Como é feito o teste de HIV no sangue doado?
Todo sangue doado passa por testes laboratoriais obrigatórios para HIV, hepatites, sífilis, Chagas e outras infecções. Bolsas com resultado reagente são descartadas e o doador é notificado.
No Brasil, todo sangue doado é obrigatoriamente testado para uma série de doenças infecciosas antes de ser liberado para uso em pacientes. Esse processo é regulamentado pela RDC nº 34/2014 da Anvisa.
Quais testes são realizados?
- HIV 1 e 2: sorologia + NAT (teste de biologia molecular)
- Hepatite B: HBsAg + anti-HBc total + NAT
- Hepatite C: anti-HCV + NAT
- Doença de Chagas: sorologia (dois testes distintos)
- Sífilis: sorologia treponêmica
- HTLV I e II: sorologia
- Malária: em regiões endêmicas, triagem específica
O que é o NAT?
O NAT (Nucleic Acid Testing) detecta o material genético do vírus diretamente no sangue, reduzindo a janela imunológica — o período em que a infecção já existe mas os anticorpos ainda não são detectáveis pelos testes sorológicos convencionais. Para o HIV, o NAT reduz essa janela de cerca de 22 dias para apenas 9 dias.
O que acontece se um teste der positivo?
- A bolsa de sangue é automaticamente descartada e nunca chega a um paciente
- O doador é notificado de forma confidencial pelo hemocentro
- O doador é encaminhado para serviços de saúde para confirmação diagnóstica e acompanhamento gratuito pelo SUS
- O doador fica permanentemente inapto para doação em casos de HIV, hepatite C e Chagas confirmados
Por que ainda existe risco residual?
Nenhum teste é 100% infalível. Por isso, a triagem clínica (entrevista) também é fundamental: doadores que apresentam comportamentos de risco recentes são orientados a não doar, mesmo que se sintam saudáveis — protegendo assim os receptores.

*Dados*.
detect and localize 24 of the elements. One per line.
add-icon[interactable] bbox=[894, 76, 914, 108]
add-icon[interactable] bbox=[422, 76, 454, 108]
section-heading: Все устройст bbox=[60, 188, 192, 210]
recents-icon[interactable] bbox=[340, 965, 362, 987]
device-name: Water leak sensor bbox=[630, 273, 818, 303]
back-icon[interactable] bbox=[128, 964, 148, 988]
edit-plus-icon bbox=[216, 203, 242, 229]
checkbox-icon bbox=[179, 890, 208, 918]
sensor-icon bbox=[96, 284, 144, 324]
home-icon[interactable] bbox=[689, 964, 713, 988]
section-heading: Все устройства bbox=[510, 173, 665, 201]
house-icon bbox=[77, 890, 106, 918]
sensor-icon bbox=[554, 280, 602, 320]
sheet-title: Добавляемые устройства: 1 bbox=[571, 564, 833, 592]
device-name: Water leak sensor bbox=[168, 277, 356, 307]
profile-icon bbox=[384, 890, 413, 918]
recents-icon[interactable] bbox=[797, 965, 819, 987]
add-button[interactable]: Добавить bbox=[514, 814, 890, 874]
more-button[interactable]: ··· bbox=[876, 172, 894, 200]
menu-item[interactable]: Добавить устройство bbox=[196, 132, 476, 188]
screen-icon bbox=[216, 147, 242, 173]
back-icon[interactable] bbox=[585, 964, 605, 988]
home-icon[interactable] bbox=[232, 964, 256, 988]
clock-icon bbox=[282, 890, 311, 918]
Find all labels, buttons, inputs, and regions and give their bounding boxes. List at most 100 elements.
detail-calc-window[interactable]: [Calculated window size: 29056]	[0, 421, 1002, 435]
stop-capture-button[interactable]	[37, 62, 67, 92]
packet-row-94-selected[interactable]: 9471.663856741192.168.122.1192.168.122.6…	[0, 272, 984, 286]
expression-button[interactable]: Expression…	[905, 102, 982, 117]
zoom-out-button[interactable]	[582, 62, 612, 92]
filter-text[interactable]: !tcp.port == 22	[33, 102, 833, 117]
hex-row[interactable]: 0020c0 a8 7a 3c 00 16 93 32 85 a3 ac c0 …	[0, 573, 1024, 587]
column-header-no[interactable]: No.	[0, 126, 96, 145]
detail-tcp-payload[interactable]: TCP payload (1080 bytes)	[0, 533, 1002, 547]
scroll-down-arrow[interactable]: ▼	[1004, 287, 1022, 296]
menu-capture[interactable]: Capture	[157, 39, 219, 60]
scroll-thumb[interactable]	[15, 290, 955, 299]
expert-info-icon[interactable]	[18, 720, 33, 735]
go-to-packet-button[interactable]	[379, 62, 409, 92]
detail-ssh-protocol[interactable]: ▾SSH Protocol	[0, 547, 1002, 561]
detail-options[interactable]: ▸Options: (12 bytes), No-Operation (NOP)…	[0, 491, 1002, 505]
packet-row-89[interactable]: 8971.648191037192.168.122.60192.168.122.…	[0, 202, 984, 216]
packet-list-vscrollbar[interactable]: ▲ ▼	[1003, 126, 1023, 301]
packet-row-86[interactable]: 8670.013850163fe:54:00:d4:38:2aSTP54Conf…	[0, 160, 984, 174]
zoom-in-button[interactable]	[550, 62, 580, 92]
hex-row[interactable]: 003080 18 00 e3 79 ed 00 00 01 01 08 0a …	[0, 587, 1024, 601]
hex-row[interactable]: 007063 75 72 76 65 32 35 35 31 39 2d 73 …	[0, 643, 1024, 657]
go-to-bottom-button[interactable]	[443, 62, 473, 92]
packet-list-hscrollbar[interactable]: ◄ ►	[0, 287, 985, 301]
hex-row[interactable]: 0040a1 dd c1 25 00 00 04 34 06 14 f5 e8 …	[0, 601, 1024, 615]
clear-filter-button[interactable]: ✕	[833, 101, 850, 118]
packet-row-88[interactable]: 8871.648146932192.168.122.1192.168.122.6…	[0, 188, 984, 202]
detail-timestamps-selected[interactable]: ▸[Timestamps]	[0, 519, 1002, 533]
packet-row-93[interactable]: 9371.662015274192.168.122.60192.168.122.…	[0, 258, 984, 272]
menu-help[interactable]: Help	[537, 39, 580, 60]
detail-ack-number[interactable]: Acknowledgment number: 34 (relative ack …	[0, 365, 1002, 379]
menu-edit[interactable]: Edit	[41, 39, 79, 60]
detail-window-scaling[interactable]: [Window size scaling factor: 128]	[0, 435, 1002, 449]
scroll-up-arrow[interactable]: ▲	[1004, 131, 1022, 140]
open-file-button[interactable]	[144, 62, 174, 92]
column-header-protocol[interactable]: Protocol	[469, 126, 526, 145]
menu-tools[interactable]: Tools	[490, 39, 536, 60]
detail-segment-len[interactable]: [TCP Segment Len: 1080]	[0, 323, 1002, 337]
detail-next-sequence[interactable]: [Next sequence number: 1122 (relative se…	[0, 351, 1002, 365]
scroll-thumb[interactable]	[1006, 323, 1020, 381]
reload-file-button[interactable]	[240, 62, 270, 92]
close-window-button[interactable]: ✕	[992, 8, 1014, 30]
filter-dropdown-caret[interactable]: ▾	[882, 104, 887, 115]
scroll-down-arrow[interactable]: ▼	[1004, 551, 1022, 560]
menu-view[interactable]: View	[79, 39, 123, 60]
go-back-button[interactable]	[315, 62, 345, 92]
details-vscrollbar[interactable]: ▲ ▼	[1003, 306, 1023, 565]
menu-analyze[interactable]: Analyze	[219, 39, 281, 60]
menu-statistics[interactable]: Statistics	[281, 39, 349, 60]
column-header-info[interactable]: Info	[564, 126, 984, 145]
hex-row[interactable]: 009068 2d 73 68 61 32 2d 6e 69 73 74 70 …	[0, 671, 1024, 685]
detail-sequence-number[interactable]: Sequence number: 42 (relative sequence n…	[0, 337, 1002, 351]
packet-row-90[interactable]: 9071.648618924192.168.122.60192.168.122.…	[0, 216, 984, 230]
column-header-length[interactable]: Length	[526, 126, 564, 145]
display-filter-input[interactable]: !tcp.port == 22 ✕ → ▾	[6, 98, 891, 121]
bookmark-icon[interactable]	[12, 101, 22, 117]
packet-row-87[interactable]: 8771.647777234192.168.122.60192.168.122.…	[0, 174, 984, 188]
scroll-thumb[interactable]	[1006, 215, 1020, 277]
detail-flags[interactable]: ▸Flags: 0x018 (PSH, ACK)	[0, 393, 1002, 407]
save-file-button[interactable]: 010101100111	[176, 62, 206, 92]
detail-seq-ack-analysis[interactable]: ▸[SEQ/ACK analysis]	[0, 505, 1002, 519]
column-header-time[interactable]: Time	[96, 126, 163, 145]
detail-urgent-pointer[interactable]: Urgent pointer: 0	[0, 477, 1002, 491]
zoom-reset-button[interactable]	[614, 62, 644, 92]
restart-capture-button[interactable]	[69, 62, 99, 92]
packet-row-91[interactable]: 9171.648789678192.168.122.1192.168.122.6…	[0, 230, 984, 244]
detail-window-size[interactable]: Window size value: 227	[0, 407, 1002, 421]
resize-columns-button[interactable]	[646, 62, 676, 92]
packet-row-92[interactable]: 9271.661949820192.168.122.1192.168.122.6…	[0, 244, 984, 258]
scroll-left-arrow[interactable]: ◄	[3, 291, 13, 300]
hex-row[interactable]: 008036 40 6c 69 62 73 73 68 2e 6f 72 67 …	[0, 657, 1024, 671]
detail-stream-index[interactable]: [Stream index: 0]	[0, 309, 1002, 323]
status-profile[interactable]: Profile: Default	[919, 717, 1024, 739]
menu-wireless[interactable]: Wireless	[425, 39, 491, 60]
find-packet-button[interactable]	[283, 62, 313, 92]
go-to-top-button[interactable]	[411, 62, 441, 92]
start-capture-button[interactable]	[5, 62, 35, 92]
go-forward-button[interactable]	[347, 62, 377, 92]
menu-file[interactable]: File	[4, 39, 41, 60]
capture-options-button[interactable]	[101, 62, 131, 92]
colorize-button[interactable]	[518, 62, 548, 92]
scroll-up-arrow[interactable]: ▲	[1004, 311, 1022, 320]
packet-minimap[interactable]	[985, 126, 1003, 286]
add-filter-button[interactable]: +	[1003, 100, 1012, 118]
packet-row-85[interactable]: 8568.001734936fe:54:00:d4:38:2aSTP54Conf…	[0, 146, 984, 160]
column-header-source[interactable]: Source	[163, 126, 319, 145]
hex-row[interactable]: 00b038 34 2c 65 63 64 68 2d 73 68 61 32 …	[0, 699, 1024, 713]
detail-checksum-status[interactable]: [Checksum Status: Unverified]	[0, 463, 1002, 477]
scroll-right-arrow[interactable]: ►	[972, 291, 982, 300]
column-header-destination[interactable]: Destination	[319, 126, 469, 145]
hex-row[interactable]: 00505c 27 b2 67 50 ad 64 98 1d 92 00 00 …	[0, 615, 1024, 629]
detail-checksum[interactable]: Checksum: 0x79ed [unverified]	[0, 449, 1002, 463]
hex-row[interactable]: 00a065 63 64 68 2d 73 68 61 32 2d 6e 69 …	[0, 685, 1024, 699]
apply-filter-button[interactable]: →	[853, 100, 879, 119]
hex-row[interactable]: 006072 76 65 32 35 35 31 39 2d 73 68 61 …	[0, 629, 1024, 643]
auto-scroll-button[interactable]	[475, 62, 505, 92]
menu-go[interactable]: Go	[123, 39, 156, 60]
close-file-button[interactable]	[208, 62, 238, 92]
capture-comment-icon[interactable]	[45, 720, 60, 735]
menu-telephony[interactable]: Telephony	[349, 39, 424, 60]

*Lista de tarefas*.
1) Enumere as doenças ou infecções constantes da lista que segue a pergunta "Quais testes são realizados?" no documento de origem, sem os respectivos testes.
2) Transcreva do documento de origem o trecho que vai de "- HIV 1 e 2: sorologia" até "teste der positivo?", inclusive.

*Respostas numeradas*.
1)
- HIV 1 e 2
- Hepatite B
- Hepatite C
- Doença de Chagas
- Sífilis
- HTLV I e II
- Malária

2)
- HIV 1 e 2: sorologia + NAT (teste de biologia molecular)
- Hepatite B: HBsAg + anti-HBc total + NAT
- Hepatite C: anti-HCV + NAT
- Doença de Chagas: sorologia (dois testes distintos)
- Sífilis: sorologia treponêmica
- HTLV I e II: sorologia
- Malária: em regiões endêmicas, triagem específica
O que é o NAT?
O NAT (Nucleic Acid Testing) detecta o material genético do vírus diretamente no sangue, reduzindo a janela imunológica — o período em que a infecção já existe mas os anticorpos ainda não são detectáveis pelos testes sorológicos convencionais. Para o HIV, o NAT reduz essa janela de cerca de 22 dias para apenas 9 dias.
O que acontece se um teste der positivo?